### Material to process

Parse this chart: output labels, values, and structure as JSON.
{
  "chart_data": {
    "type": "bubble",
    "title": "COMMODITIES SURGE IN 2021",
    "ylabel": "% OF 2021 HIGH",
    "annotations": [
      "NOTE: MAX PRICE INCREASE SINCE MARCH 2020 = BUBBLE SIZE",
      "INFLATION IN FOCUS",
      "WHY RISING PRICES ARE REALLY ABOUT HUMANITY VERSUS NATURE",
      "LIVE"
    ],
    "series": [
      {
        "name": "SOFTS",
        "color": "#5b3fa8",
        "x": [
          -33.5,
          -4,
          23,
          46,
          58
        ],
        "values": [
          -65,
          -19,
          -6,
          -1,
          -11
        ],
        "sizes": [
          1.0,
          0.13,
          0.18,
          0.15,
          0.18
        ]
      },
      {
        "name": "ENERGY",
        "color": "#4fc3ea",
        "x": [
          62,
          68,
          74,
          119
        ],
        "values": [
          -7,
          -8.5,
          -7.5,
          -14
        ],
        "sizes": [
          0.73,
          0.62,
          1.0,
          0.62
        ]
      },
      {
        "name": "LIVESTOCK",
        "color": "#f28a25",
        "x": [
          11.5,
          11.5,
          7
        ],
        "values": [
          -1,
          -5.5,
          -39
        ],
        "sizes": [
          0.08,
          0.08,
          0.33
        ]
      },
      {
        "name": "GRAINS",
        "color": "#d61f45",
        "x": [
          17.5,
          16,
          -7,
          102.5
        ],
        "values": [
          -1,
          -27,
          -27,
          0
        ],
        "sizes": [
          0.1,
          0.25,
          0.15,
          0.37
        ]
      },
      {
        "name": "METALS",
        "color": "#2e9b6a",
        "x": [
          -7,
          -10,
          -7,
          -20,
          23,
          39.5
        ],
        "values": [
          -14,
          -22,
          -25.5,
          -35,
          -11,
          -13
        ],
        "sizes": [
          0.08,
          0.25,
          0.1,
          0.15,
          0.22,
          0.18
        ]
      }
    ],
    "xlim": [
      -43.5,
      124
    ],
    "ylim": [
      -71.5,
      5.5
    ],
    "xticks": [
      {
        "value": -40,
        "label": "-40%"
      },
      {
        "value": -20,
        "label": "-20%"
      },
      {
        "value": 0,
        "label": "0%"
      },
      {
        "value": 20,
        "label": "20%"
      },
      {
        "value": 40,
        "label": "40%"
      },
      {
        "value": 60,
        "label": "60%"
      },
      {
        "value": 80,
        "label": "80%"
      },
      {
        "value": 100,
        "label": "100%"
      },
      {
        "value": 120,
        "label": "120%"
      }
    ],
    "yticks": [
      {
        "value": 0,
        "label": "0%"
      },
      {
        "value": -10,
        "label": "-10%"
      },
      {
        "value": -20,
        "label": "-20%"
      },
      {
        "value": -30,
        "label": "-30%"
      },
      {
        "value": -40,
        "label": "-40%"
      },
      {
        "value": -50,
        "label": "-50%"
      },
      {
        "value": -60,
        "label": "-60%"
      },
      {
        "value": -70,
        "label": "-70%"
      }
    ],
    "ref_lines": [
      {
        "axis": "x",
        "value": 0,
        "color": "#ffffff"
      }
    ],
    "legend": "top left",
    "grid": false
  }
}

### Instruction
Note every line above where the string "color" shows up, and copy those lines.

### Solved problem
        "color": "#5b3fa8",
        "color": "#4fc3ea",
        "color": "#f28a25",
        "color": "#d61f45",
        "color": "#2e9b6a",
        "color": "#ffffff"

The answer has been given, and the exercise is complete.